Each entry has to be copied exactly, with nothing missed.

[Items listed in a dataset]
:::

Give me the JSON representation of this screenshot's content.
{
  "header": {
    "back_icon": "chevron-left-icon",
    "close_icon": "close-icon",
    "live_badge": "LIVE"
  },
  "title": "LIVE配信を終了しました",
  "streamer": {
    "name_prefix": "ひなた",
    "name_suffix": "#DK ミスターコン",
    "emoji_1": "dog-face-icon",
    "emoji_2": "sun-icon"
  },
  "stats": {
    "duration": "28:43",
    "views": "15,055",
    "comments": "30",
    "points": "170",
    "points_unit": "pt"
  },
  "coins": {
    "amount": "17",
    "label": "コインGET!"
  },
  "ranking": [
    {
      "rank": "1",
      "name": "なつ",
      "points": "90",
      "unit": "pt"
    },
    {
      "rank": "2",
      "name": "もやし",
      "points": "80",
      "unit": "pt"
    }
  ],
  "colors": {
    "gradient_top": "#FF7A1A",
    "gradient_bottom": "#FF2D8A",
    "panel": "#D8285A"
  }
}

:::

> _ANSWER TO THE PROBLEM_
Give me the JSON representation of this screenshot's content.
{
  "header": {
    "back_icon": "chevron-left-icon",
    "close_icon": "close-icon",
    "live_badge": "LIVE"
  },
  "title": "LIVE配信を終了しました",
  "streamer": {
    "name_prefix": "ひなた",
    "name_suffix": "#DK ミスターコン",
    "emoji_1": "dog-face-icon",
    "emoji_2": "sun-icon"
  },
  "stats": {
    "duration": "28:43",
    "views": "15,055",
    "comments": "30",
    "points": "170",
    "points_unit": "pt"
  },
  "coins": {
    "amount": "17",
    "label": "コインGET!"
  },
  "ranking": [
    {
      "rank": "1",
      "name": "なつ",
      "points": "90",
      "unit": "pt"
    },
    {
      "rank": "2",
      "name": "もやし",
      "points": "80",
      "unit": "pt"
    }
  ],
  "colors": {
    "gradient_top": "#FF7A1A",
    "gradient_bottom": "#FF2D8A",
    "panel": "#D8285A"
  }
}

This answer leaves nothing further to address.